(Rows from a figure dataset)
******************************

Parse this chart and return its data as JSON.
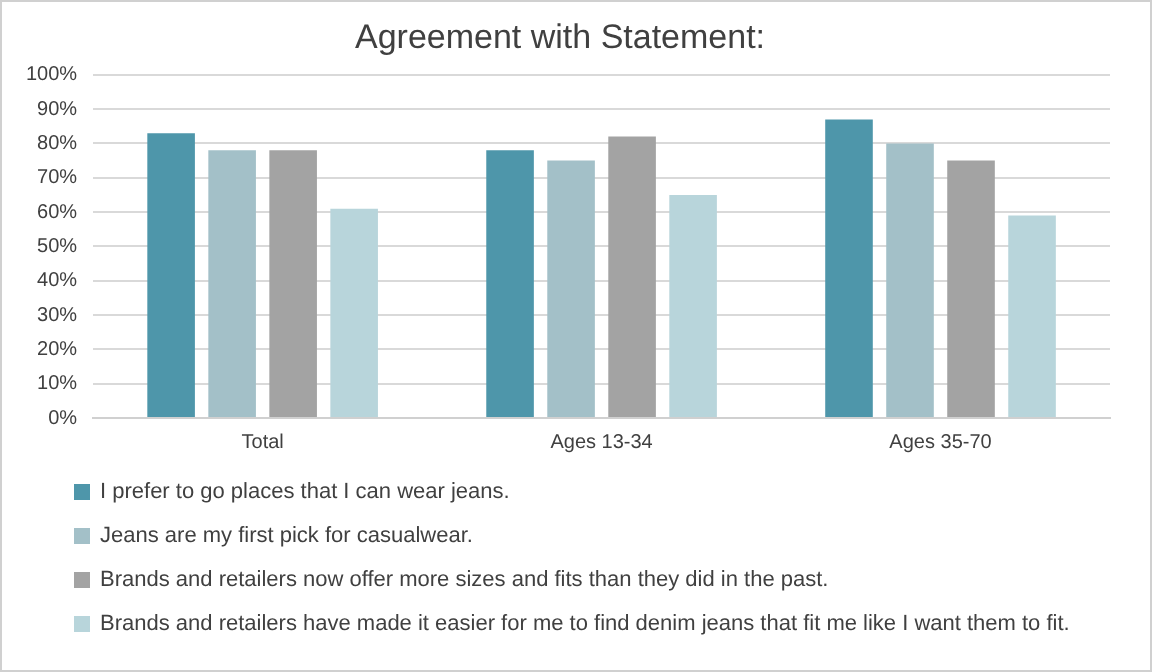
{
  "chart_data": {
    "type": "bar",
    "title": "Agreement with Statement:",
    "categories": [
      "Total",
      "Ages 13-34",
      "Ages 35-70"
    ],
    "series": [
      {
        "name": "I prefer to go places that I can wear jeans.",
        "color": "#4e96aa",
        "values": [
          83,
          78,
          87
        ]
      },
      {
        "name": "Jeans are my first pick for casualwear.",
        "color": "#a3c0c8",
        "values": [
          78,
          75,
          80
        ]
      },
      {
        "name": "Brands and retailers now offer more sizes and fits than they did in the past.",
        "color": "#a3a3a3",
        "values": [
          78,
          82,
          75
        ]
      },
      {
        "name": "Brands and retailers have made it easier for me to find denim jeans that fit me like I want them to fit.",
        "color": "#b8d5db",
        "values": [
          61,
          65,
          59
        ]
      }
    ],
    "ylim": [
      0,
      100
    ],
    "yticks": [
      {
        "value": 0,
        "label": "0%"
      },
      {
        "value": 10,
        "label": "10%"
      },
      {
        "value": 20,
        "label": "20%"
      },
      {
        "value": 30,
        "label": "30%"
      },
      {
        "value": 40,
        "label": "40%"
      },
      {
        "value": 50,
        "label": "50%"
      },
      {
        "value": 60,
        "label": "60%"
      },
      {
        "value": 70,
        "label": "70%"
      },
      {
        "value": 80,
        "label": "80%"
      },
      {
        "value": 90,
        "label": "90%"
      },
      {
        "value": 100,
        "label": "100%"
      }
    ],
    "grid": "y",
    "legend": "bottom"
  }
}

******************************

Copy out all of the data word for word. Do not carry over any picture.

Parse this chart and return its data as JSON.
{
  "chart_data": {
    "type": "bar",
    "title": "Agreement with Statement:",
    "categories": [
      "Total",
      "Ages 13-34",
      "Ages 35-70"
    ],
    "series": [
      {
        "name": "I prefer to go places that I can wear jeans.",
        "color": "#4e96aa",
        "values": [
          83,
          78,
          87
        ]
      },
      {
        "name": "Jeans are my first pick for casualwear.",
        "color": "#a3c0c8",
        "values": [
          78,
          75,
          80
        ]
      },
      {
        "name": "Brands and retailers now offer more sizes and fits than they did in the past.",
        "color": "#a3a3a3",
        "values": [
          78,
          82,
          75
        ]
      },
      {
        "name": "Brands and retailers have made it easier for me to find denim jeans that fit me like I want them to fit.",
        "color": "#b8d5db",
        "values": [
          61,
          65,
          59
        ]
      }
    ],
    "ylim": [
      0,
      100
    ],
    "yticks": [
      {
        "value": 0,
        "label": "0%"
      },
      {
        "value": 10,
        "label": "10%"
      },
      {
        "value": 20,
        "label": "20%"
      },
      {
        "value": 30,
        "label": "30%"
      },
      {
        "value": 40,
        "label": "40%"
      },
      {
        "value": 50,
        "label": "50%"
      },
      {
        "value": 60,
        "label": "60%"
      },
      {
        "value": 70,
        "label": "70%"
      },
      {
        "value": 80,
        "label": "80%"
      },
      {
        "value": 90,
        "label": "90%"
      },
      {
        "value": 100,
        "label": "100%"
      }
    ],
    "grid": "y",
    "legend": "bottom"
  }
}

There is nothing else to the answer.